→ **Task directions**:
Please retype the Afrobeats news roundup word for word, from "Ayra Starr Wants" to "biggest year yet.".

Wizkid Becomes First African Artist to Hit 10 Billion Spotify Streams
In a landmark moment for Afrobeats globally, Wizkid became the first African artist to surpass 10 billion streams on Spotify — cementing his position as the continent’s most-streamed artist of all time. The milestone, reached earlier this year, was celebrated across the Nigerian music industry as confirmation of Afrobeats’ full mainstream global arrival.
Afrobeats Has Built Its Own Grammy Trap — And It May Be Time to Escape It
Afrobeats Intelligence published a must-read piece arguing that the genre has become trapped in chasing Grammy validation from institutions that weren’t designed to evaluate or properly celebrate African music. The piece sparked a heated online debate about whether institutional recognition should even be Afrobeats’ primary ambition.
Burna Boy’s Early Catalogue at the Centre of Legal War — Warner Music Implicated
The battle over Burna Boy’s debut albums L.I.F.E (2013) and Redemption (2016) continues to escalate. Lagos-based firm Creative Legal served Warner Music Group a formal demand to halt all distribution of the catalogue — a deadline that has passed without response. Legal proceedings are active before the Federal High Court in both Lagos and Port Harcourt.
Showmax Shuts Down April 30 — What Happens to Its Nigerian Music Content?
With Showmax confirming it will cease operations on April 30, 2026, questions are mounting about what happens to its catalogue of original Nigerian content. Canal+ is positioning DStv Stream as the successor platform, but fans of Showmax’s exclusive music and entertainment programming are watching the transition closely.
Ayra Starr Wants Women to Own Their Power — and Her Music Is the Blueprint
In a wide-ranging interview with The Native Magazine, Ayra Starr opened up about her artistic identity and her mission: to use her music as a platform for female empowerment in Nigeria and beyond. With new music reportedly in the pipeline, 2026 is shaping up to be her biggest year yet.
This has been one of the most creatively charged weeks in recent Nigerian music memory. Three major new releases — Pongo, Worship, and the Joeboy/Wizard Chan project — dropped within 48 hours of each other, while “Jogodo” continues its historic chart run. What we’re watching in 2026 isn’t just the global growth of Afrobeats — it’s the genre finding new vocabulary: more spiritual, more cross-cultural, and increasingly unafraid to be vulnerable. The sound is evolving. Pay attention.

→ **Data under study**:
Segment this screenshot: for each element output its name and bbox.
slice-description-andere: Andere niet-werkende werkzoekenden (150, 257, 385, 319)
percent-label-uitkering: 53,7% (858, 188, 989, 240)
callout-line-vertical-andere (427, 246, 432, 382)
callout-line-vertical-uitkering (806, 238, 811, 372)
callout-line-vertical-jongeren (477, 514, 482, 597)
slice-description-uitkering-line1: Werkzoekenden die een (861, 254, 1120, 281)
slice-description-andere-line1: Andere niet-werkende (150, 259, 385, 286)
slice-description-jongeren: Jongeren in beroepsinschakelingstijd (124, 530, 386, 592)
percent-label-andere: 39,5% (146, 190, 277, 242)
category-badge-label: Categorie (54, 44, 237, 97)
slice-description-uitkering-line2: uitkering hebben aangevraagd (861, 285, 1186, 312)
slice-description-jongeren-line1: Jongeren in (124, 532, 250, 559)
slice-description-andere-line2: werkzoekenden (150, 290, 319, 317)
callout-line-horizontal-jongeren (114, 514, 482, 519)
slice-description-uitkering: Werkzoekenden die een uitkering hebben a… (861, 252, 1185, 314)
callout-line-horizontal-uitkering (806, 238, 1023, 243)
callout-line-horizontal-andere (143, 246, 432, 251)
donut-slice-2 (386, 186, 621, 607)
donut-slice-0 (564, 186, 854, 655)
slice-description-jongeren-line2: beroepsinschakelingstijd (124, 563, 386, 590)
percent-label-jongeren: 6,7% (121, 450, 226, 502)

→ **Exercise response**:
Ayra Starr Wants Women to Own Their Power — and Her Music Is the Blueprint
In a wide-ranging interview with The Native Magazine, Ayra Starr opened up about her artistic identity and her mission: to use her music as a platform for female empowerment in Nigeria and beyond. With new music reportedly in the pipeline, 2026 is shaping up to be her biggest year yet.